- INSTRUCTIONS TO FOLLOW
Write every line of the material out exactly as shown.

Records excerpted from a collection
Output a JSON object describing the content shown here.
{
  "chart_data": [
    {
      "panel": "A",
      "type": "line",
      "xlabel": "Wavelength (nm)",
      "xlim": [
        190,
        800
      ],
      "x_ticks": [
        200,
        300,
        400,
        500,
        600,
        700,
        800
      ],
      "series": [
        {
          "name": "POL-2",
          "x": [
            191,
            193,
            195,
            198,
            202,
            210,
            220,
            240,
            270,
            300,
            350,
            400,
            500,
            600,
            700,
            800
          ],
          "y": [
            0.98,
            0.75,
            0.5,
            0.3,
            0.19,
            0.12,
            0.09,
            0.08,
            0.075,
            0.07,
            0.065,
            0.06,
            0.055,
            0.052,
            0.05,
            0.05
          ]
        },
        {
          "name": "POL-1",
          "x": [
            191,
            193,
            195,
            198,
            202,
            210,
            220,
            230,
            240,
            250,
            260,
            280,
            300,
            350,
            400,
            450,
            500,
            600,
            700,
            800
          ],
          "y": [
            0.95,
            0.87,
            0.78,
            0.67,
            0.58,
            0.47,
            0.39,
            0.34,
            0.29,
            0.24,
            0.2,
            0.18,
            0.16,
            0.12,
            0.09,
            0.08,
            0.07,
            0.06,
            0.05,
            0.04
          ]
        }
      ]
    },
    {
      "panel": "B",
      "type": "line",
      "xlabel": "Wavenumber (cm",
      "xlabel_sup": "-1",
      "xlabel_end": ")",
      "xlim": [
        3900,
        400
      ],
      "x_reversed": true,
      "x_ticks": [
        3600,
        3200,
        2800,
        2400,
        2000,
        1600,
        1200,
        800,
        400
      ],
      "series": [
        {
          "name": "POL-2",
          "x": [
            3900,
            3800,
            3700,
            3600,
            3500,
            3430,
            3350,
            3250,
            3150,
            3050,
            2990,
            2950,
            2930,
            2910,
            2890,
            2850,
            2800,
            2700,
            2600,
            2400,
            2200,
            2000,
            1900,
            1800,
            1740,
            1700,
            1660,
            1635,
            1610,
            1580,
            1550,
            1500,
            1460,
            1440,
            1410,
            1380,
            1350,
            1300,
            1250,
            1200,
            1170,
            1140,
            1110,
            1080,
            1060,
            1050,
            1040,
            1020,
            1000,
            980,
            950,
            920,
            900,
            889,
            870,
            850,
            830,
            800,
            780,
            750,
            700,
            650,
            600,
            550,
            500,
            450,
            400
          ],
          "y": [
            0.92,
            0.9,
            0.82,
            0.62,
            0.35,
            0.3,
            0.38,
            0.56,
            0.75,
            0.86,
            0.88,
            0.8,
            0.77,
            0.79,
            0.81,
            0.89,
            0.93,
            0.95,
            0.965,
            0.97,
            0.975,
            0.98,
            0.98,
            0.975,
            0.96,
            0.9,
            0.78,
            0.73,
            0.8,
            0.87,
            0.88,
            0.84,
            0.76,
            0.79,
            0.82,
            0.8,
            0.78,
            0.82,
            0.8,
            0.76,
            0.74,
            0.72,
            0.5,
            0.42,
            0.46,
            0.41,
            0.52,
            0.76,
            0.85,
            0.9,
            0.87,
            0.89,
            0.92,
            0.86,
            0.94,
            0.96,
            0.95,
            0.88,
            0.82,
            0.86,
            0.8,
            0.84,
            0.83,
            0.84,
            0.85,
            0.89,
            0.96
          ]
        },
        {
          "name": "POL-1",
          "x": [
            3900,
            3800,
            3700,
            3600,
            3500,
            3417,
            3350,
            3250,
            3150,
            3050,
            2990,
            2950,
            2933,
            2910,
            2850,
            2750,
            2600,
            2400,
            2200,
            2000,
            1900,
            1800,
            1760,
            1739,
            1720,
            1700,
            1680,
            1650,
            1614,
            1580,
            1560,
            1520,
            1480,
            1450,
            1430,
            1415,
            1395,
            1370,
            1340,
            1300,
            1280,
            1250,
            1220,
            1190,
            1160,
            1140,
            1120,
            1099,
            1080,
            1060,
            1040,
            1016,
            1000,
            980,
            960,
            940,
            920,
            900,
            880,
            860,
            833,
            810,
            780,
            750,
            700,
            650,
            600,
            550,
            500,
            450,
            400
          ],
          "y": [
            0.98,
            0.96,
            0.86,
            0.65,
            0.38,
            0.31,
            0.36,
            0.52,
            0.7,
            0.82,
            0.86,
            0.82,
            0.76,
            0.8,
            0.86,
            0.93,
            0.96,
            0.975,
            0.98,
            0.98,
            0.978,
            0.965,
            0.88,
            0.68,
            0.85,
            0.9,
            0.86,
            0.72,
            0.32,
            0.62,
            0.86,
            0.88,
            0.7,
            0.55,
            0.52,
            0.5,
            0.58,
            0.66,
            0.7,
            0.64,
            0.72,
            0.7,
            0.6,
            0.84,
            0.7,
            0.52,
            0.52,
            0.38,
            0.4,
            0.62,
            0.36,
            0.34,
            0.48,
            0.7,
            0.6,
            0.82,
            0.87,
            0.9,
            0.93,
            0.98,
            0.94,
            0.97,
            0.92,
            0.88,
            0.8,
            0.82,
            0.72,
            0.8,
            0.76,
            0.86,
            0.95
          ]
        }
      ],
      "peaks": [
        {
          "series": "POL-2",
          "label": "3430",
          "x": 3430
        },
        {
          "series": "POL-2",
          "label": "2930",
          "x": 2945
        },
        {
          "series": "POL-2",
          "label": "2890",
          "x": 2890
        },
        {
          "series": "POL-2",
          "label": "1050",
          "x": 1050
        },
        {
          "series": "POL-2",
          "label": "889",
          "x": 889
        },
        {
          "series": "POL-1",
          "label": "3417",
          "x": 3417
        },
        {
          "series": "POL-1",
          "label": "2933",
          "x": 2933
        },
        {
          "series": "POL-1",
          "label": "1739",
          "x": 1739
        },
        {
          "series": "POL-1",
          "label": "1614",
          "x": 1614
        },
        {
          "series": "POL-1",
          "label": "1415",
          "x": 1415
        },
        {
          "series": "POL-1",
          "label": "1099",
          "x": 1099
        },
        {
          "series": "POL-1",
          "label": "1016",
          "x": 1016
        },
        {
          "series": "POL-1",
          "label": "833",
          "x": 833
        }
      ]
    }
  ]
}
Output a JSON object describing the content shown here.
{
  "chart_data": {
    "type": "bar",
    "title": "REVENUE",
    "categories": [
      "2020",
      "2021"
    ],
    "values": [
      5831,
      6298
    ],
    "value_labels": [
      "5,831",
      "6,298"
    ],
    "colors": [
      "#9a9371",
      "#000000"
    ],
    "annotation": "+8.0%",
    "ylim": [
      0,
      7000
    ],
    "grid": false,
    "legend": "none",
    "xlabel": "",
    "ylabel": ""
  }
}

- RESULT OF THE EXERCISE
Output a JSON object describing the content shown here.
{
  "chart_data": [
    {
      "panel": "A",
      "type": "line",
      "xlabel": "Wavelength (nm)",
      "xlim": [
        190,
        800
      ],
      "x_ticks": [
        200,
        300,
        400,
        500,
        600,
        700,
        800
      ],
      "series": [
        {
          "name": "POL-2",
          "x": [
            191,
            193,
            195,
            198,
            202,
            210,
            220,
            240,
            270,
            300,
            350,
            400,
            500,
            600,
            700,
            800
          ],
          "y": [
            0.98,
            0.75,
            0.5,
            0.3,
            0.19,
            0.12,
            0.09,
            0.08,
            0.075,
            0.07,
            0.065,
            0.06,
            0.055,
            0.052,
            0.05,
            0.05
          ]
        },
        {
          "name": "POL-1",
          "x": [
            191,
            193,
            195,
            198,
            202,
            210,
            220,
            230,
            240,
            250,
            260,
            280,
            300,
            350,
            400,
            450,
            500,
            600,
            700,
            800
          ],
          "y": [
            0.95,
            0.87,
            0.78,
            0.67,
            0.58,
            0.47,
            0.39,
            0.34,
            0.29,
            0.24,
            0.2,
            0.18,
            0.16,
            0.12,
            0.09,
            0.08,
            0.07,
            0.06,
            0.05,
            0.04
          ]
        }
      ]
    },
    {
      "panel": "B",
      "type": "line",
      "xlabel": "Wavenumber (cm",
      "xlabel_sup": "-1",
      "xlabel_end": ")",
      "xlim": [
        3900,
        400
      ],
      "x_reversed": true,
      "x_ticks": [
        3600,
        3200,
        2800,
        2400,
        2000,
        1600,
        1200,
        800,
        400
      ],
      "series": [
        {
          "name": "POL-2",
          "x": [
            3900,
            3800,
            3700,
            3600,
            3500,
            3430,
            3350,
            3250,
            3150,
            3050,
            2990,
            2950,
            2930,
            2910,
            2890,
            2850,
            2800,
            2700,
            2600,
            2400,
            2200,
            2000,
            1900,
            1800,
            1740,
            1700,
            1660,
            1635,
            1610,
            1580,
            1550,
            1500,
            1460,
            1440,
            1410,
            1380,
            1350,
            1300,
            1250,
            1200,
            1170,
            1140,
            1110,
            1080,
            1060,
            1050,
            1040,
            1020,
            1000,
            980,
            950,
            920,
            900,
            889,
            870,
            850,
            830,
            800,
            780,
            750,
            700,
            650,
            600,
            550,
            500,
            450,
            400
          ],
          "y": [
            0.92,
            0.9,
            0.82,
            0.62,
            0.35,
            0.3,
            0.38,
            0.56,
            0.75,
            0.86,
            0.88,
            0.8,
            0.77,
            0.79,
            0.81,
            0.89,
            0.93,
            0.95,
            0.965,
            0.97,
            0.975,
            0.98,
            0.98,
            0.975,
            0.96,
            0.9,
            0.78,
            0.73,
            0.8,
            0.87,
            0.88,
            0.84,
            0.76,
            0.79,
            0.82,
            0.8,
            0.78,
            0.82,
            0.8,
            0.76,
            0.74,
            0.72,
            0.5,
            0.42,
            0.46,
            0.41,
            0.52,
            0.76,
            0.85,
            0.9,
            0.87,
            0.89,
            0.92,
            0.86,
            0.94,
            0.96,
            0.95,
            0.88,
            0.82,
            0.86,
            0.8,
            0.84,
            0.83,
            0.84,
            0.85,
            0.89,
            0.96
          ]
        },
        {
          "name": "POL-1",
          "x": [
            3900,
            3800,
            3700,
            3600,
            3500,
            3417,
            3350,
            3250,
            3150,
            3050,
            2990,
            2950,
            2933,
            2910,
            2850,
            2750,
            2600,
            2400,
            2200,
            2000,
            1900,
            1800,
            1760,
            1739,
            1720,
            1700,
            1680,
            1650,
            1614,
            1580,
            1560,
            1520,
            1480,
            1450,
            1430,
            1415,
            1395,
            1370,
            1340,
            1300,
            1280,
            1250,
            1220,
            1190,
            1160,
            1140,
            1120,
            1099,
            1080,
            1060,
            1040,
            1016,
            1000,
            980,
            960,
            940,
            920,
            900,
            880,
            860,
            833,
            810,
            780,
            750,
            700,
            650,
            600,
            550,
            500,
            450,
            400
          ],
          "y": [
            0.98,
            0.96,
            0.86,
            0.65,
            0.38,
            0.31,
            0.36,
            0.52,
            0.7,
            0.82,
            0.86,
            0.82,
            0.76,
            0.8,
            0.86,
            0.93,
            0.96,
            0.975,
            0.98,
            0.98,
            0.978,
            0.965,
            0.88,
            0.68,
            0.85,
            0.9,
            0.86,
            0.72,
            0.32,
            0.62,
            0.86,
            0.88,
            0.7,
            0.55,
            0.52,
            0.5,
            0.58,
            0.66,
            0.7,
            0.64,
            0.72,
            0.7,
            0.6,
            0.84,
            0.7,
            0.52,
            0.52,
            0.38,
            0.4,
            0.62,
            0.36,
            0.34,
            0.48,
            0.7,
            0.6,
            0.82,
            0.87,
            0.9,
            0.93,
            0.98,
            0.94,
            0.97,
            0.92,
            0.88,
            0.8,
            0.82,
            0.72,
            0.8,
            0.76,
            0.86,
            0.95
          ]
        }
      ],
      "peaks": [
        {
          "series": "POL-2",
          "label": "3430",
          "x": 3430
        },
        {
          "series": "POL-2",
          "label": "2930",
          "x": 2945
        },
        {
          "series": "POL-2",
          "label": "2890",
          "x": 2890
        },
        {
          "series": "POL-2",
          "label": "1050",
          "x": 1050
        },
        {
          "series": "POL-2",
          "label": "889",
          "x": 889
        },
        {
          "series": "POL-1",
          "label": "3417",
          "x": 3417
        },
        {
          "series": "POL-1",
          "label": "2933",
          "x": 2933
        },
        {
          "series": "POL-1",
          "label": "1739",
          "x": 1739
        },
        {
          "series": "POL-1",
          "label": "1614",
          "x": 1614
        },
        {
          "series": "POL-1",
          "label": "1415",
          "x": 1415
        },
        {
          "series": "POL-1",
          "label": "1099",
          "x": 1099
        },
        {
          "series": "POL-1",
          "label": "1016",
          "x": 1016
        },
        {
          "series": "POL-1",
          "label": "833",
          "x": 833
        }
      ]
    }
  ]
}
Output a JSON object describing the content shown here.
{
  "chart_data": {
    "type": "bar",
    "title": "REVENUE",
    "categories": [
      "2020",
      "2021"
    ],
    "values": [
      5831,
      6298
    ],
    "value_labels": [
      "5,831",
      "6,298"
    ],
    "colors": [
      "#9a9371",
      "#000000"
    ],
    "annotation": "+8.0%",
    "ylim": [
      0,
      7000
    ],
    "grid": false,
    "legend": "none",
    "xlabel": "",
    "ylabel": ""
  }
}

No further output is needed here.